Required task:
Omit the pictures and output every entry below exactly as written.

Given records:
[START]
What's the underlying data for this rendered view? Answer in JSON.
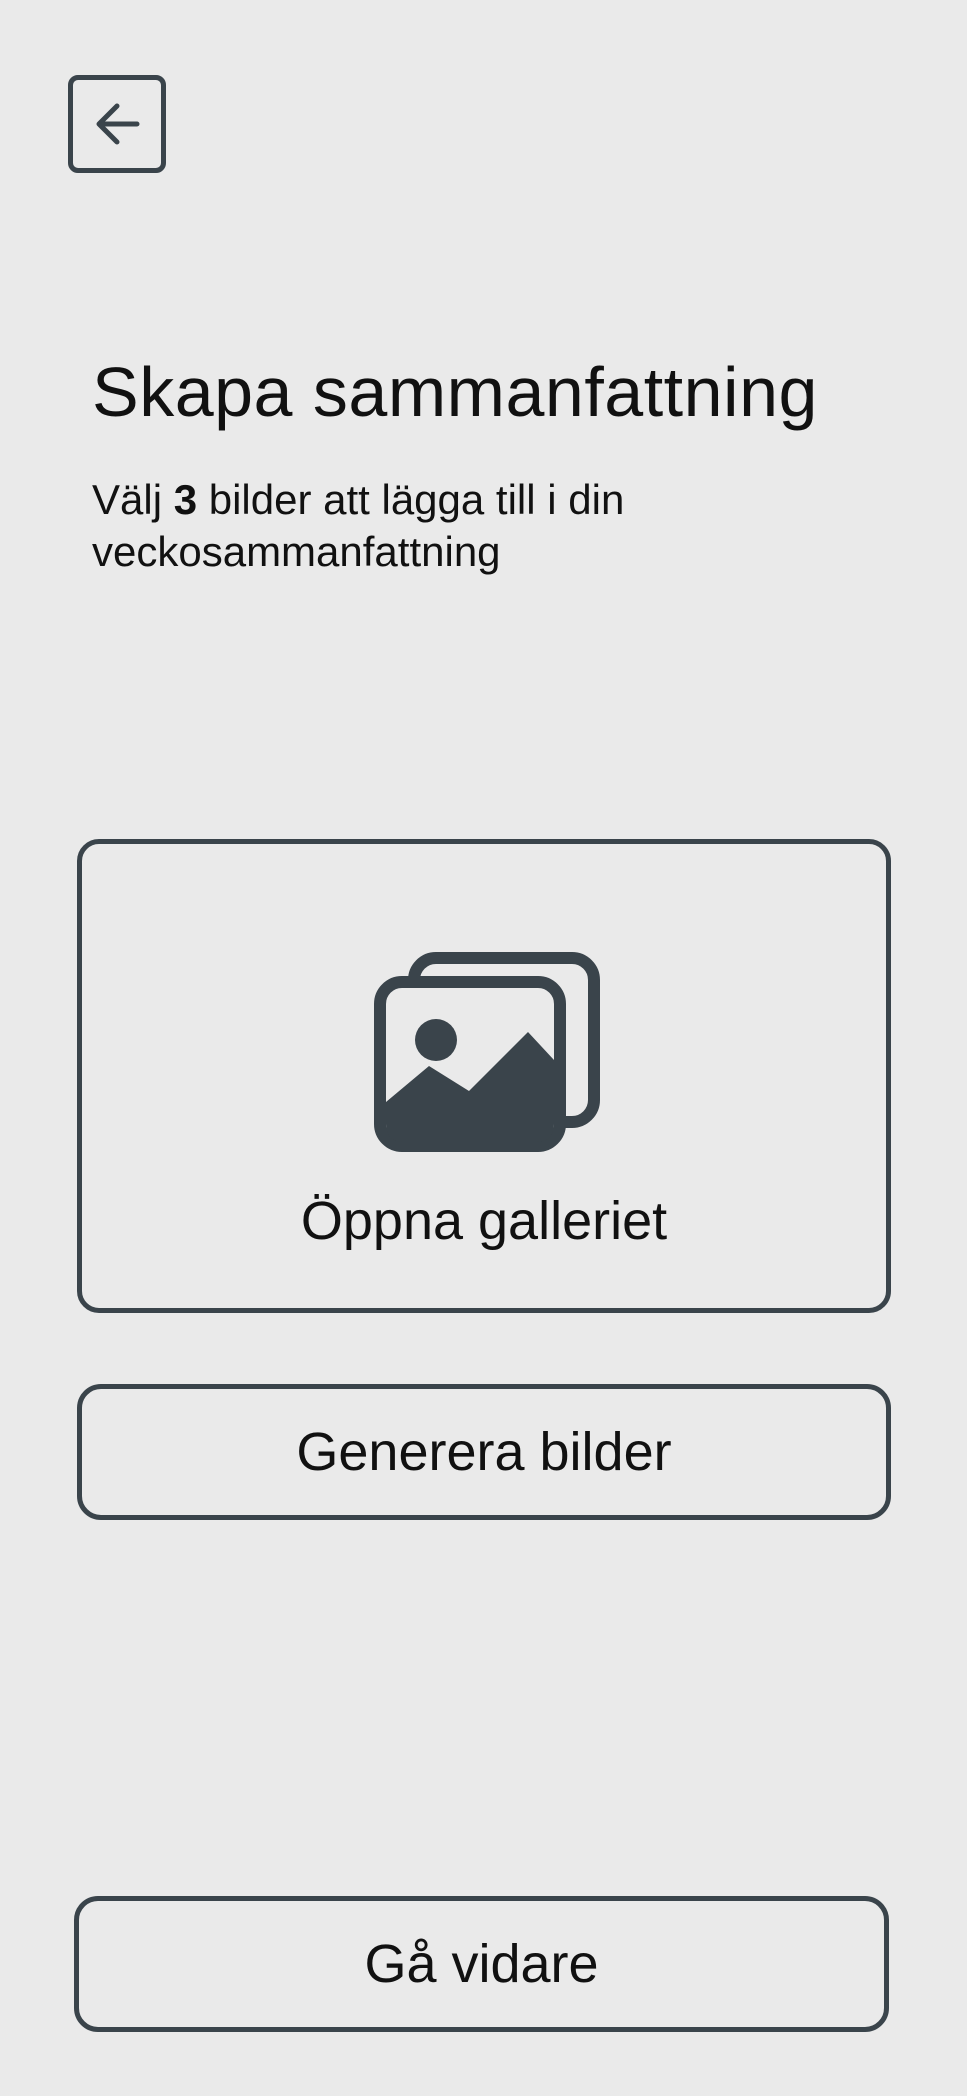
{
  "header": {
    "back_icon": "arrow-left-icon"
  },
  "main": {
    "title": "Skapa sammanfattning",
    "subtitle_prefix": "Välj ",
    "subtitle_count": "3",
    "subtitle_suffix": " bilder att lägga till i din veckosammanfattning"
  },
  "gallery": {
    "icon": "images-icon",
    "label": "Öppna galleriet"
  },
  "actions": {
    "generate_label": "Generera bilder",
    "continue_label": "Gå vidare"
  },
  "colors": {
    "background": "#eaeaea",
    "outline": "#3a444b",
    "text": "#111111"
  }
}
[END]
Output of the task:
What's the underlying data for this rendered view? Answer in JSON.
{
  "header": {
    "back_icon": "arrow-left-icon"
  },
  "main": {
    "title": "Skapa sammanfattning",
    "subtitle_prefix": "Välj ",
    "subtitle_count": "3",
    "subtitle_suffix": " bilder att lägga till i din veckosammanfattning"
  },
  "gallery": {
    "icon": "images-icon",
    "label": "Öppna galleriet"
  },
  "actions": {
    "generate_label": "Generera bilder",
    "continue_label": "Gå vidare"
  },
  "colors": {
    "background": "#eaeaea",
    "outline": "#3a444b",
    "text": "#111111"
  }
}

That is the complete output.